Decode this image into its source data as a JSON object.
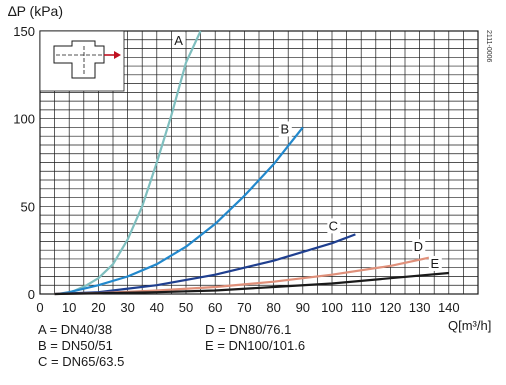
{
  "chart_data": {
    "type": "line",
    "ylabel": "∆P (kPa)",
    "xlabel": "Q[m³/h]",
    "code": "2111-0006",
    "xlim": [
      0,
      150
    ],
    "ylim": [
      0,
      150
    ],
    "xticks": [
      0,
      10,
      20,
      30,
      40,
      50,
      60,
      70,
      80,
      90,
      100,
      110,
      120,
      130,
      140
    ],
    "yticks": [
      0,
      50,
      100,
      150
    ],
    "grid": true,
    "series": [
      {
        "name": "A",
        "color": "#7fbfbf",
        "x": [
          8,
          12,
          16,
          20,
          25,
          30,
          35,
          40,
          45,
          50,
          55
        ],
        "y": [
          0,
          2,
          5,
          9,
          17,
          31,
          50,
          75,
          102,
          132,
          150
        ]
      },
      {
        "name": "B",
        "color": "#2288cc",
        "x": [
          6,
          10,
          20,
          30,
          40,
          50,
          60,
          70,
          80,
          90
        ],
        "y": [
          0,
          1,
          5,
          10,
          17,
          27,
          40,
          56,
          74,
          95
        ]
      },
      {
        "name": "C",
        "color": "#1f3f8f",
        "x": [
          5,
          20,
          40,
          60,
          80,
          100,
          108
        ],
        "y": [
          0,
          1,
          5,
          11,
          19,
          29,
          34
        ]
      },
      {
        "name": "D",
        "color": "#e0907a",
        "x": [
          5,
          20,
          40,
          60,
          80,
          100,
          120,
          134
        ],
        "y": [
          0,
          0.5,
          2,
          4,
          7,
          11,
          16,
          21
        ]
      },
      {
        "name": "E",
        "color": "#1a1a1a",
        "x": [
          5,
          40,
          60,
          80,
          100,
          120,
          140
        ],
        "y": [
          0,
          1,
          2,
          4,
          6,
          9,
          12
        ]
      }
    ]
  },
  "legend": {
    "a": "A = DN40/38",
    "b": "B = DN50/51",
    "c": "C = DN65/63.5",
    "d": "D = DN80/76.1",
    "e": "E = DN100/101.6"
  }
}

------

From the data above, copy out every line with the string "color" in it.

> _FULL ANSWER_:
        "color": "#7fbfbf",
        "color": "#2288cc",
        "color": "#1f3f8f",
        "color": "#e0907a",
        "color": "#1a1a1a",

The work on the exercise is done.